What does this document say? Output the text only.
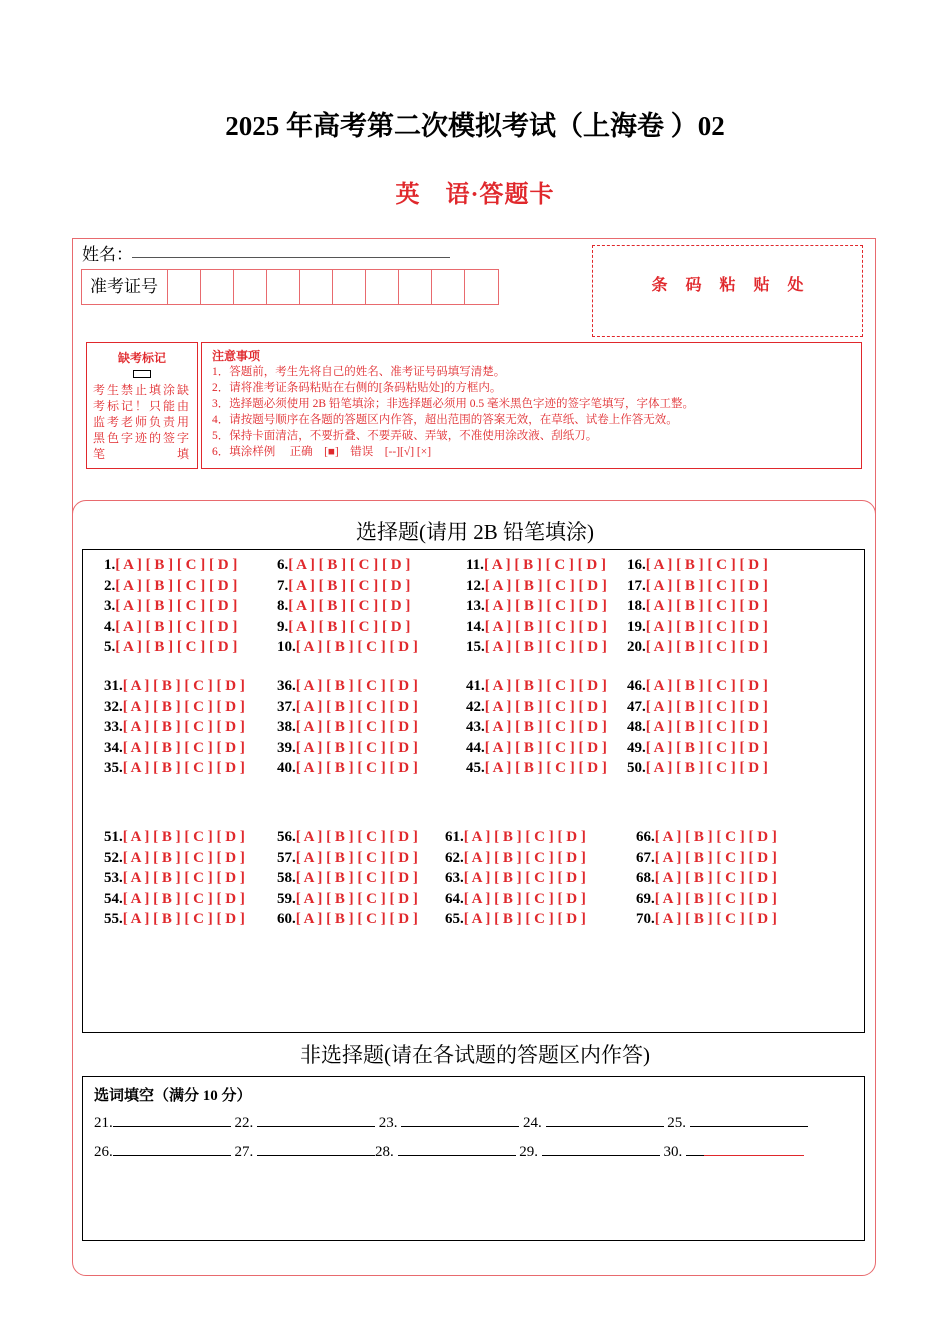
2025 年高考第二次模拟考试（上海卷 ）02
英　语·答题卡
姓名：
准考证号	条码粘贴处
缺考标记
考生禁止填涂缺考标记！只能由监考老师负责用黑色字迹的签字笔填
注意事项
1．答题前，考生先将自己的姓名、准考证号码填写清楚。
2．请将准考证条码粘贴在右侧的[条码粘贴处]的方框内。
3．选择题必须使用 2B 铅笔填涂；非选择题必须用 0.5 毫米黑色字迹的签字笔填写，字体工整。
4．请按题号顺序在各题的答题区内作答，超出范围的答案无效，在草纸、试卷上作答无效。
5．保持卡面清洁，不要折叠、不要弄破、弄皱，不准使用涂改液、刮纸刀。
6．填涂样例　 正确　[■]　错误　[--][√] [×]
选择题(请用 2B 铅笔填涂)
1.[ A ] [ B ] [ C ] [ D ]
2.[ A ] [ B ] [ C ] [ D ]
3.[ A ] [ B ] [ C ] [ D ]
4.[ A ] [ B ] [ C ] [ D ]
5.[ A ] [ B ] [ C ] [ D ]
6.[ A ] [ B ] [ C ] [ D ]
7.[ A ] [ B ] [ C ] [ D ]
8.[ A ] [ B ] [ C ] [ D ]
9.[ A ] [ B ] [ C ] [ D ]
10.[ A ] [ B ] [ C ] [ D ]
11.[ A ] [ B ] [ C ] [ D ]
12.[ A ] [ B ] [ C ] [ D ]
13.[ A ] [ B ] [ C ] [ D ]
14.[ A ] [ B ] [ C ] [ D ]
15.[ A ] [ B ] [ C ] [ D ]
16.[ A ] [ B ] [ C ] [ D ]
17.[ A ] [ B ] [ C ] [ D ]
18.[ A ] [ B ] [ C ] [ D ]
19.[ A ] [ B ] [ C ] [ D ]
20.[ A ] [ B ] [ C ] [ D ]
31.[ A ] [ B ] [ C ] [ D ]
32.[ A ] [ B ] [ C ] [ D ]
33.[ A ] [ B ] [ C ] [ D ]
34.[ A ] [ B ] [ C ] [ D ]
35.[ A ] [ B ] [ C ] [ D ]
36.[ A ] [ B ] [ C ] [ D ]
37.[ A ] [ B ] [ C ] [ D ]
38.[ A ] [ B ] [ C ] [ D ]
39.[ A ] [ B ] [ C ] [ D ]
40.[ A ] [ B ] [ C ] [ D ]
41.[ A ] [ B ] [ C ] [ D ]
42.[ A ] [ B ] [ C ] [ D ]
43.[ A ] [ B ] [ C ] [ D ]
44.[ A ] [ B ] [ C ] [ D ]
45.[ A ] [ B ] [ C ] [ D ]
46.[ A ] [ B ] [ C ] [ D ]
47.[ A ] [ B ] [ C ] [ D ]
48.[ A ] [ B ] [ C ] [ D ]
49.[ A ] [ B ] [ C ] [ D ]
50.[ A ] [ B ] [ C ] [ D ]
51.[ A ] [ B ] [ C ] [ D ]
52.[ A ] [ B ] [ C ] [ D ]
53.[ A ] [ B ] [ C ] [ D ]
54.[ A ] [ B ] [ C ] [ D ]
55.[ A ] [ B ] [ C ] [ D ]
56.[ A ] [ B ] [ C ] [ D ]
57.[ A ] [ B ] [ C ] [ D ]
58.[ A ] [ B ] [ C ] [ D ]
59.[ A ] [ B ] [ C ] [ D ]
60.[ A ] [ B ] [ C ] [ D ]
61.[ A ] [ B ] [ C ] [ D ]
62.[ A ] [ B ] [ C ] [ D ]
63.[ A ] [ B ] [ C ] [ D ]
64.[ A ] [ B ] [ C ] [ D ]
65.[ A ] [ B ] [ C ] [ D ]
66.[ A ] [ B ] [ C ] [ D ]
67.[ A ] [ B ] [ C ] [ D ]
68.[ A ] [ B ] [ C ] [ D ]
69.[ A ] [ B ] [ C ] [ D ]
70.[ A ] [ B ] [ C ] [ D ]
非选择题(请在各试题的答题区内作答)
选词填空（满分 10 分）
21.	22.	23.	24.	25.
26.	27.	28.	29.	30.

- [Work required]
From the entries above, output every line exactly and omit any image.

- [Exercise result]
What does this document say? Output the text only.
2025 年高考第二次模拟考试（上海卷 ）02
英　语·答题卡
姓名：
准考证号	条码粘贴处
缺考标记
考生禁止填涂缺考标记！只能由监考老师负责用黑色字迹的签字笔填
注意事项
1．答题前，考生先将自己的姓名、准考证号码填写清楚。
2．请将准考证条码粘贴在右侧的[条码粘贴处]的方框内。
3．选择题必须使用 2B 铅笔填涂；非选择题必须用 0.5 毫米黑色字迹的签字笔填写，字体工整。
4．请按题号顺序在各题的答题区内作答，超出范围的答案无效，在草纸、试卷上作答无效。
5．保持卡面清洁，不要折叠、不要弄破、弄皱，不准使用涂改液、刮纸刀。
6．填涂样例　 正确　[■]　错误　[--][√] [×]
选择题(请用 2B 铅笔填涂)
1.[ A ] [ B ] [ C ] [ D ]
2.[ A ] [ B ] [ C ] [ D ]
3.[ A ] [ B ] [ C ] [ D ]
4.[ A ] [ B ] [ C ] [ D ]
5.[ A ] [ B ] [ C ] [ D ]
6.[ A ] [ B ] [ C ] [ D ]
7.[ A ] [ B ] [ C ] [ D ]
8.[ A ] [ B ] [ C ] [ D ]
9.[ A ] [ B ] [ C ] [ D ]
10.[ A ] [ B ] [ C ] [ D ]
11.[ A ] [ B ] [ C ] [ D ]
12.[ A ] [ B ] [ C ] [ D ]
13.[ A ] [ B ] [ C ] [ D ]
14.[ A ] [ B ] [ C ] [ D ]
15.[ A ] [ B ] [ C ] [ D ]
16.[ A ] [ B ] [ C ] [ D ]
17.[ A ] [ B ] [ C ] [ D ]
18.[ A ] [ B ] [ C ] [ D ]
19.[ A ] [ B ] [ C ] [ D ]
20.[ A ] [ B ] [ C ] [ D ]
31.[ A ] [ B ] [ C ] [ D ]
32.[ A ] [ B ] [ C ] [ D ]
33.[ A ] [ B ] [ C ] [ D ]
34.[ A ] [ B ] [ C ] [ D ]
35.[ A ] [ B ] [ C ] [ D ]
36.[ A ] [ B ] [ C ] [ D ]
37.[ A ] [ B ] [ C ] [ D ]
38.[ A ] [ B ] [ C ] [ D ]
39.[ A ] [ B ] [ C ] [ D ]
40.[ A ] [ B ] [ C ] [ D ]
41.[ A ] [ B ] [ C ] [ D ]
42.[ A ] [ B ] [ C ] [ D ]
43.[ A ] [ B ] [ C ] [ D ]
44.[ A ] [ B ] [ C ] [ D ]
45.[ A ] [ B ] [ C ] [ D ]
46.[ A ] [ B ] [ C ] [ D ]
47.[ A ] [ B ] [ C ] [ D ]
48.[ A ] [ B ] [ C ] [ D ]
49.[ A ] [ B ] [ C ] [ D ]
50.[ A ] [ B ] [ C ] [ D ]
51.[ A ] [ B ] [ C ] [ D ]
52.[ A ] [ B ] [ C ] [ D ]
53.[ A ] [ B ] [ C ] [ D ]
54.[ A ] [ B ] [ C ] [ D ]
55.[ A ] [ B ] [ C ] [ D ]
56.[ A ] [ B ] [ C ] [ D ]
57.[ A ] [ B ] [ C ] [ D ]
58.[ A ] [ B ] [ C ] [ D ]
59.[ A ] [ B ] [ C ] [ D ]
60.[ A ] [ B ] [ C ] [ D ]
61.[ A ] [ B ] [ C ] [ D ]
62.[ A ] [ B ] [ C ] [ D ]
63.[ A ] [ B ] [ C ] [ D ]
64.[ A ] [ B ] [ C ] [ D ]
65.[ A ] [ B ] [ C ] [ D ]
66.[ A ] [ B ] [ C ] [ D ]
67.[ A ] [ B ] [ C ] [ D ]
68.[ A ] [ B ] [ C ] [ D ]
69.[ A ] [ B ] [ C ] [ D ]
70.[ A ] [ B ] [ C ] [ D ]
非选择题(请在各试题的答题区内作答)
选词填空（满分 10 分）
21.	22.	23.	24.	25.
26.	27.	28.	29.	30.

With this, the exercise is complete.